Go through the listing below and list every line with "gathering".
-- begin Records for this task --
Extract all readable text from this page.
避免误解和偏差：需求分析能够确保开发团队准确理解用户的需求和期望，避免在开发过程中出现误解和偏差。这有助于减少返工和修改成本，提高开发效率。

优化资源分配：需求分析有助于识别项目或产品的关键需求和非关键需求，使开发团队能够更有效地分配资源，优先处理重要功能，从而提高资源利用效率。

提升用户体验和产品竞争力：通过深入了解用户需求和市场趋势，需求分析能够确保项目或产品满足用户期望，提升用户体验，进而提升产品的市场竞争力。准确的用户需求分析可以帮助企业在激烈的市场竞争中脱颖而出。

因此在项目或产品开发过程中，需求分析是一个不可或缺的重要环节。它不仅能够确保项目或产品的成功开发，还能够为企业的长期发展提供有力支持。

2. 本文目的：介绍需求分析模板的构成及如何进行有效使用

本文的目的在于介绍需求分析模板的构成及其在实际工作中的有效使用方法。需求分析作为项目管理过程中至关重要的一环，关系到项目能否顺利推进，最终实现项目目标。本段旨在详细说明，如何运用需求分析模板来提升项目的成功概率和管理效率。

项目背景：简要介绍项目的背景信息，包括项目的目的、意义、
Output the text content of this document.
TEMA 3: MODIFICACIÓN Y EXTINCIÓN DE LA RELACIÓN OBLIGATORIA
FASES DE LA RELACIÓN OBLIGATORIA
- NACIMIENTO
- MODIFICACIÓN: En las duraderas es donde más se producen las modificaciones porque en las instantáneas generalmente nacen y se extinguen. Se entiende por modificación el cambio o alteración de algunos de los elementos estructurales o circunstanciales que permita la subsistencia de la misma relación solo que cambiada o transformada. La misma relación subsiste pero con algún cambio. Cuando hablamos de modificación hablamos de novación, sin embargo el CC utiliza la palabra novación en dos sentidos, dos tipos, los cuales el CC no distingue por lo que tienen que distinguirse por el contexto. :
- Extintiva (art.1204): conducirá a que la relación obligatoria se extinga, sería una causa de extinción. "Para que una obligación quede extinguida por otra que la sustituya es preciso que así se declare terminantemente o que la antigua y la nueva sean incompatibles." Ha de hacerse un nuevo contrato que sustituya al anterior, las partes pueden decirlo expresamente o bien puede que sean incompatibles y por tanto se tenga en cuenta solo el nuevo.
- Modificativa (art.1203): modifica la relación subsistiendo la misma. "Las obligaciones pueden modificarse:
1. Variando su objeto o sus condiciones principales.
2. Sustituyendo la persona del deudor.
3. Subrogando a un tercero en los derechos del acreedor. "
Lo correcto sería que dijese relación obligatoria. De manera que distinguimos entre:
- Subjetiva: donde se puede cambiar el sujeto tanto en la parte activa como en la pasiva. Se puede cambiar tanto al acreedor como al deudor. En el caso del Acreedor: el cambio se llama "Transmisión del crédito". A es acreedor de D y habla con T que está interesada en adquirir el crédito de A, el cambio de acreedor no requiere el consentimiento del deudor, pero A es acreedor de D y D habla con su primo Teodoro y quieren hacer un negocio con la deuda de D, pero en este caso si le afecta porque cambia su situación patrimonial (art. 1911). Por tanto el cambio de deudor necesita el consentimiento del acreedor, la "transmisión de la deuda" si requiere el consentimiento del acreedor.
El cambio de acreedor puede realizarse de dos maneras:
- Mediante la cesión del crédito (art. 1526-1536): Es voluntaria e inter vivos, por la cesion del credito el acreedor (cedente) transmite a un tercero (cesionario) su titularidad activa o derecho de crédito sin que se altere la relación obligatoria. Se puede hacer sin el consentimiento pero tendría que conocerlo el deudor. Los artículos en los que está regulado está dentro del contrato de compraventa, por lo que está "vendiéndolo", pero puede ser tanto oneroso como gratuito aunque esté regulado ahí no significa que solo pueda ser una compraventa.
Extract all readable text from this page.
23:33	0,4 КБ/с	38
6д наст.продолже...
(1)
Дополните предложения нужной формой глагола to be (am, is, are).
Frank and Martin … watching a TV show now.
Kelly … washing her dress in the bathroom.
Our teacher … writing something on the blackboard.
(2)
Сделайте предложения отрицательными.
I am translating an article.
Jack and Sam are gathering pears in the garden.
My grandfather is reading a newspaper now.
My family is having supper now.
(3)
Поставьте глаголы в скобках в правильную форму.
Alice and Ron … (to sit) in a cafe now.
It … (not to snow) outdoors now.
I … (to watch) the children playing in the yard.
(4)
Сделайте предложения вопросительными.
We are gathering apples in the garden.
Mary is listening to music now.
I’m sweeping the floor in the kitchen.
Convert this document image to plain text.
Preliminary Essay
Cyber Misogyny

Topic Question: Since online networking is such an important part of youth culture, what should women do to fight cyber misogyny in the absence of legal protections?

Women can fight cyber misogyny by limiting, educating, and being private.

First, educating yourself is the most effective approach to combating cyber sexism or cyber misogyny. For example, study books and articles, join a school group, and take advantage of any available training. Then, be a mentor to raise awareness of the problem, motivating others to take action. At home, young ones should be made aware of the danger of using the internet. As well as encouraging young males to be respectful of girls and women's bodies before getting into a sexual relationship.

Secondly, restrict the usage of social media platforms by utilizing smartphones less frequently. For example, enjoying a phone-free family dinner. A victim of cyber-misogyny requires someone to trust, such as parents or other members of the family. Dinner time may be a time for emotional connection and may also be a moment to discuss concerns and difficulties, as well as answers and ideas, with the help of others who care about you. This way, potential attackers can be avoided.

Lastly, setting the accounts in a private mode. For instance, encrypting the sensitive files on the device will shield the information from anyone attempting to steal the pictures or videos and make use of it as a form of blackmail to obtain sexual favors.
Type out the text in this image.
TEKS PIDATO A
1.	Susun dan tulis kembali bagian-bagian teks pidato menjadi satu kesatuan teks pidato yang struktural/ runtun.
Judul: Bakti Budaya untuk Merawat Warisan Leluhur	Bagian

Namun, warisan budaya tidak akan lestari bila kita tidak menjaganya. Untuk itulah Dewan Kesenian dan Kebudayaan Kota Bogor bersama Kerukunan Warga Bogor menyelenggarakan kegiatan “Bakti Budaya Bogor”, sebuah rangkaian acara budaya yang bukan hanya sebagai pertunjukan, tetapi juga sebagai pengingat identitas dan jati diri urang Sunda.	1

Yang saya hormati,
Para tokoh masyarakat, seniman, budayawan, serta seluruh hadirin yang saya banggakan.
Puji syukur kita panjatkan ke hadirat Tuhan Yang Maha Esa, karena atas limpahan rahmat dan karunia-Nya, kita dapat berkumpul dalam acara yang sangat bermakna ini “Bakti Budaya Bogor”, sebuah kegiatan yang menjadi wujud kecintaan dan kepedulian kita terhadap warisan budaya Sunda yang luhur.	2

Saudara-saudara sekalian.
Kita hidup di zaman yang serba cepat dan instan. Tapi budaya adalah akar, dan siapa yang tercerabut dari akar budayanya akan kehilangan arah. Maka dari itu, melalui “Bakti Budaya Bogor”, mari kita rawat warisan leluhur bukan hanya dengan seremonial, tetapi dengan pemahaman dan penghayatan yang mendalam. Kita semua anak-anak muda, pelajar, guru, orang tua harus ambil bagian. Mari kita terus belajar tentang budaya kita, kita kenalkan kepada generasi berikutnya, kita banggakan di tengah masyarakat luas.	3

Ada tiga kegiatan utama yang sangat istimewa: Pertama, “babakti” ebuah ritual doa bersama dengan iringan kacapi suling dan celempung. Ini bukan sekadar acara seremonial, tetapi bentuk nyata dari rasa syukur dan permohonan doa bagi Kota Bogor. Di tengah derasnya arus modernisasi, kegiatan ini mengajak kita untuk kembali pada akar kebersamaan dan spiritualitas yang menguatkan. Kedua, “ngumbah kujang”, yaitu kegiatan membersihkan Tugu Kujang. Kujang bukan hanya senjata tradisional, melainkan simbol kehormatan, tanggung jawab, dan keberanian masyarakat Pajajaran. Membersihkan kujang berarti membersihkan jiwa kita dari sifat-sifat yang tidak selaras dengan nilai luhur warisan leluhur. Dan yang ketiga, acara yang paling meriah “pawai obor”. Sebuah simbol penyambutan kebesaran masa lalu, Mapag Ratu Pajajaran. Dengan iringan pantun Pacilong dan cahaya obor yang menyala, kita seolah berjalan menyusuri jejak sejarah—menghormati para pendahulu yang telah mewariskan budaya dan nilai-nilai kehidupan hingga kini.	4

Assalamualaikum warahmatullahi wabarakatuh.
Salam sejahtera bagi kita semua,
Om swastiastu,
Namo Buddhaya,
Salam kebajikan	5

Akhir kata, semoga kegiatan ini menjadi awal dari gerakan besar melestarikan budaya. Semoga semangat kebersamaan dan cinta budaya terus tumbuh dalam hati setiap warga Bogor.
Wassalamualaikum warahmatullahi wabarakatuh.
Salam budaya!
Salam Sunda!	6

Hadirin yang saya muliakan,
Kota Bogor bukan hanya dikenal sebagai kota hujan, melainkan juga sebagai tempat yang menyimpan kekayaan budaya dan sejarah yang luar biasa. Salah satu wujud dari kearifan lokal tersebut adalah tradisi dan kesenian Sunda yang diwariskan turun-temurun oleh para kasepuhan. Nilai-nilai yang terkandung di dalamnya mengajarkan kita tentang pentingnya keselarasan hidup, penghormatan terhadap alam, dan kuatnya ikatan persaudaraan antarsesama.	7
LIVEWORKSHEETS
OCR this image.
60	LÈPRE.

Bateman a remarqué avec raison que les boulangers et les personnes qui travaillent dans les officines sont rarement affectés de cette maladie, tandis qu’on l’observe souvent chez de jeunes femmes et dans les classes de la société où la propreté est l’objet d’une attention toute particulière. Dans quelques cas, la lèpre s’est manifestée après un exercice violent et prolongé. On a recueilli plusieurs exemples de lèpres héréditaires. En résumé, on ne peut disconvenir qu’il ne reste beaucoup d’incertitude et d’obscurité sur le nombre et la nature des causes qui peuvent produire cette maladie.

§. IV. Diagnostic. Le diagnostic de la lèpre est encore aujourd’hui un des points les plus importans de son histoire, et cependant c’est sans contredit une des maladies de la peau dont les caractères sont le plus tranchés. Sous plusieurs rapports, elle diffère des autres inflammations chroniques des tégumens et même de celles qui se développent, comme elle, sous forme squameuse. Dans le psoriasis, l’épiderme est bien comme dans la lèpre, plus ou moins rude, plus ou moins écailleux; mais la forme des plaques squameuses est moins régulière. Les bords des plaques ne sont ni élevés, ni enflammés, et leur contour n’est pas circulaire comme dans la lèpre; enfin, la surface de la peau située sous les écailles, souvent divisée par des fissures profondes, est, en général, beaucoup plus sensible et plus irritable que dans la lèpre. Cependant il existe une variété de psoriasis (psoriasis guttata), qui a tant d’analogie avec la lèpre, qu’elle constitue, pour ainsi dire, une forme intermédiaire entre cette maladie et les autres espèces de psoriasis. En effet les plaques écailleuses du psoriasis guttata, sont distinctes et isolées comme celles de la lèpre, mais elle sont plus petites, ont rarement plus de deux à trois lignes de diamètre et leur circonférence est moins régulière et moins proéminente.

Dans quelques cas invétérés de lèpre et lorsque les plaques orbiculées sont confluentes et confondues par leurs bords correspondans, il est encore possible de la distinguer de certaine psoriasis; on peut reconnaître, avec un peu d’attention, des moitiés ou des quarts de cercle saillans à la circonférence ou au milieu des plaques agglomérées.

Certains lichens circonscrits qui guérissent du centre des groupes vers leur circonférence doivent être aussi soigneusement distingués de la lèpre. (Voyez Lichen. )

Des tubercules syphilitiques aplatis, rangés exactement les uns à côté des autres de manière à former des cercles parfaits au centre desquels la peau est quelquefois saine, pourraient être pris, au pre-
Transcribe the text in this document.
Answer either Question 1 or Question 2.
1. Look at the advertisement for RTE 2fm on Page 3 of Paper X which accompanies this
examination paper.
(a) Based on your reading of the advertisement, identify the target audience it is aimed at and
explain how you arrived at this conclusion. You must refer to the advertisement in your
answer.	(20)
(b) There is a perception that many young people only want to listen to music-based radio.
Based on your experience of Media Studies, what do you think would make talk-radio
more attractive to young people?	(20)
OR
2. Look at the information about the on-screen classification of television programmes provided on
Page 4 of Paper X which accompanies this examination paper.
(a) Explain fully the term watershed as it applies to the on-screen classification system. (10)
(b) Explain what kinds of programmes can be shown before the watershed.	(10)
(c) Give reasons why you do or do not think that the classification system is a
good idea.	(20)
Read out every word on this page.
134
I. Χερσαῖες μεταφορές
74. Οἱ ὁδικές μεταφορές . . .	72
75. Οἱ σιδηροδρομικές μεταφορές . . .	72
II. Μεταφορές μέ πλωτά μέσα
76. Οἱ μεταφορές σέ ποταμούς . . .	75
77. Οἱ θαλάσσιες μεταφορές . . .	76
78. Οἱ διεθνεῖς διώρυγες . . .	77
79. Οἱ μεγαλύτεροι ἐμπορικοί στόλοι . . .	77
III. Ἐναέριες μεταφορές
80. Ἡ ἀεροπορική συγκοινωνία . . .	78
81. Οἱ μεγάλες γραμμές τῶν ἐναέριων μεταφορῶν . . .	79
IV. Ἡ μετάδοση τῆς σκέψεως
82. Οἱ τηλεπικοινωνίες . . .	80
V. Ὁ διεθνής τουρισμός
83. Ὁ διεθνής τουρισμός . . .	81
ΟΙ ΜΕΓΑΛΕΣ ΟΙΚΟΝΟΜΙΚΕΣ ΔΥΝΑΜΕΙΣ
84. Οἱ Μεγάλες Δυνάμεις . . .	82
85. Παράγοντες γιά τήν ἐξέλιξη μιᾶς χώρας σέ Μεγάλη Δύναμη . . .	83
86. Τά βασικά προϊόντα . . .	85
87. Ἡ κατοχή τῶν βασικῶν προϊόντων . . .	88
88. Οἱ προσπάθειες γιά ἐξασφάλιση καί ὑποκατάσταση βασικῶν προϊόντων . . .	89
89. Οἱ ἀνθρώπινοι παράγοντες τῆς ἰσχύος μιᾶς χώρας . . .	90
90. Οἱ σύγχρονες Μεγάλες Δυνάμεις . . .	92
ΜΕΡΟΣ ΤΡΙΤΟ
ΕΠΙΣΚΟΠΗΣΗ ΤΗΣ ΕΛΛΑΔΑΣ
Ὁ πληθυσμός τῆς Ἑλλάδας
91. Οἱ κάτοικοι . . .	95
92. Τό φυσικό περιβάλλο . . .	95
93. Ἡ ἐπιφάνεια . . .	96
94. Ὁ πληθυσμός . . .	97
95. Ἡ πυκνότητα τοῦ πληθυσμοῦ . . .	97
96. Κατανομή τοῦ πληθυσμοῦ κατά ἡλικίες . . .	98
-- end Records for this task --
Solution for this task.
Jack and Sam are gathering pears in the garden.
We are gathering apples in the garden.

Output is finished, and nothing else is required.